Exercise description |
Starting at the first item and ending at the one that contains "bar-files-day-11 (177, 122, 187, 178)", rewrite the items with every "sites" swapped for "visits", keeping everything else unchanged.

[Region annotation records]
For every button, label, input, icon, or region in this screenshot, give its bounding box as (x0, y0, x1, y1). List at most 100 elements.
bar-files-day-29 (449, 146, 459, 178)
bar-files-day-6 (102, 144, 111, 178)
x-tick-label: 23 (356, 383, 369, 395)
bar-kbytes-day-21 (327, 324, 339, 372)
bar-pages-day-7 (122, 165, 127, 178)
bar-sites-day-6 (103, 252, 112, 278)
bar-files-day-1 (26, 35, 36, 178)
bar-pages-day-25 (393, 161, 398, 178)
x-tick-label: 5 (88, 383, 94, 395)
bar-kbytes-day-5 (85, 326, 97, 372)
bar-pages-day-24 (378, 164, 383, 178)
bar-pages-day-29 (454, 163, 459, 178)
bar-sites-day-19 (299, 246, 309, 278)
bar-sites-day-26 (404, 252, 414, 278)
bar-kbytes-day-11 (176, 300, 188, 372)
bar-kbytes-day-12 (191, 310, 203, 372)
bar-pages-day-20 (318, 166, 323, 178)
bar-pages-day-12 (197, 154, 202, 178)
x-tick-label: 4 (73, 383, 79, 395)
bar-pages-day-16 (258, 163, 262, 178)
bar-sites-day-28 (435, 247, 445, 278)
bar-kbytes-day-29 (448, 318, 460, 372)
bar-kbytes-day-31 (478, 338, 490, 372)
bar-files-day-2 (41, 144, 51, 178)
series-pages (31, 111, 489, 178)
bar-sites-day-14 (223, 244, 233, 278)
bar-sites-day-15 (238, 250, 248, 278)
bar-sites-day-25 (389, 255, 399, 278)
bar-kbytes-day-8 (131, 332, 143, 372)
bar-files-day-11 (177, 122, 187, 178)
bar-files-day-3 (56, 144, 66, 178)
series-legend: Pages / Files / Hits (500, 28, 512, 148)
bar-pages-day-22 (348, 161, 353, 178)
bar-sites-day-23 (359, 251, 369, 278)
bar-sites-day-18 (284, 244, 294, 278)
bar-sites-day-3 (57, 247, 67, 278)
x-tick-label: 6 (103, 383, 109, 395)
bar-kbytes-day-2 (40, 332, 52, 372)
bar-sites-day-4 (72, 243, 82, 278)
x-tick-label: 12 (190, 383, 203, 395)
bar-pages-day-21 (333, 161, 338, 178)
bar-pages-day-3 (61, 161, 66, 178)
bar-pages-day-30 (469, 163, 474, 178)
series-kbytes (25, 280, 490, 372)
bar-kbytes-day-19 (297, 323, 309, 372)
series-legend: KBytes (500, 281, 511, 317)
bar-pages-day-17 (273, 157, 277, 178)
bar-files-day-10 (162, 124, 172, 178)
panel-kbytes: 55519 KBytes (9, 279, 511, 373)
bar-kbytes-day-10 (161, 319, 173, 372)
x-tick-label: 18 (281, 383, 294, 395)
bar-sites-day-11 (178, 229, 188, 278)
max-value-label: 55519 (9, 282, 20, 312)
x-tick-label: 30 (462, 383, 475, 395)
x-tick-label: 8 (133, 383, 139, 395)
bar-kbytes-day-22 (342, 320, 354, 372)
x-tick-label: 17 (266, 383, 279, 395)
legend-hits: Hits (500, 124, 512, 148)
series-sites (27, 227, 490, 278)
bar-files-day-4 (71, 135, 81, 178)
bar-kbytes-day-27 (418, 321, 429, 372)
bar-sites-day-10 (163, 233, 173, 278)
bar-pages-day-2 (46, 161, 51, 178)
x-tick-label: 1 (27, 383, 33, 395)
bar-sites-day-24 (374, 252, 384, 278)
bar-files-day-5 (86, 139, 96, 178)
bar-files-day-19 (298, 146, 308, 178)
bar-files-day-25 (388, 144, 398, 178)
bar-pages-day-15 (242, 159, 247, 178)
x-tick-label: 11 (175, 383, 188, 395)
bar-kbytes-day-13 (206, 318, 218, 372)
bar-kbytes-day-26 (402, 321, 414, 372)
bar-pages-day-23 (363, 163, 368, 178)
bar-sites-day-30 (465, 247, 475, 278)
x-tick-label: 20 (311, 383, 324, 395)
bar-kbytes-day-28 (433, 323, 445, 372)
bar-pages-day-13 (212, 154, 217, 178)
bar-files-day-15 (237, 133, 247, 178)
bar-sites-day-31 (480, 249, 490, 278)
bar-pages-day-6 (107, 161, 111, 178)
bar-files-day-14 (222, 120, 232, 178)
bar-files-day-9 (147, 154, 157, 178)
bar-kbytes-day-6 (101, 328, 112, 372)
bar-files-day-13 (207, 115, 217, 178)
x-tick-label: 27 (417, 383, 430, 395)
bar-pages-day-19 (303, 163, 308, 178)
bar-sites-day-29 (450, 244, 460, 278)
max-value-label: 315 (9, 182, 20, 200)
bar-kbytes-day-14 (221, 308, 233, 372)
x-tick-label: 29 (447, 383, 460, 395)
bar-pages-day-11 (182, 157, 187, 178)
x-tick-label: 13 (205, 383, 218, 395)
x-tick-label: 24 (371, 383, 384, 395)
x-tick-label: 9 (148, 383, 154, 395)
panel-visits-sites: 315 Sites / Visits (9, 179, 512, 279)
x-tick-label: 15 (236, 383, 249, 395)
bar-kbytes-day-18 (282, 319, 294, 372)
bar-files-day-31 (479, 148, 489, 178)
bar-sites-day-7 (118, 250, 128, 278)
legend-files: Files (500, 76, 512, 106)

Answer for this exercise |
For every button, label, input, icon, or region in this screenshot, give its bounding box as (x0, y0, x1, y1). List at most 100 elements.
bar-files-day-29 (449, 146, 459, 178)
bar-files-day-6 (102, 144, 111, 178)
x-tick-label: 23 (356, 383, 369, 395)
bar-kbytes-day-21 (327, 324, 339, 372)
bar-pages-day-7 (122, 165, 127, 178)
bar-visits-day-6 (103, 252, 112, 278)
bar-files-day-1 (26, 35, 36, 178)
bar-pages-day-25 (393, 161, 398, 178)
x-tick-label: 5 (88, 383, 94, 395)
bar-kbytes-day-5 (85, 326, 97, 372)
bar-pages-day-24 (378, 164, 383, 178)
bar-pages-day-29 (454, 163, 459, 178)
bar-visits-day-19 (299, 246, 309, 278)
bar-visits-day-26 (404, 252, 414, 278)
bar-kbytes-day-11 (176, 300, 188, 372)
bar-kbytes-day-12 (191, 310, 203, 372)
bar-pages-day-20 (318, 166, 323, 178)
bar-pages-day-12 (197, 154, 202, 178)
x-tick-label: 4 (73, 383, 79, 395)
bar-pages-day-16 (258, 163, 262, 178)
bar-visits-day-28 (435, 247, 445, 278)
bar-kbytes-day-29 (448, 318, 460, 372)
bar-kbytes-day-31 (478, 338, 490, 372)
bar-files-day-2 (41, 144, 51, 178)
series-pages (31, 111, 489, 178)
bar-visits-day-14 (223, 244, 233, 278)
bar-visits-day-15 (238, 250, 248, 278)
bar-visits-day-25 (389, 255, 399, 278)
bar-kbytes-day-8 (131, 332, 143, 372)
bar-files-day-11 (177, 122, 187, 178)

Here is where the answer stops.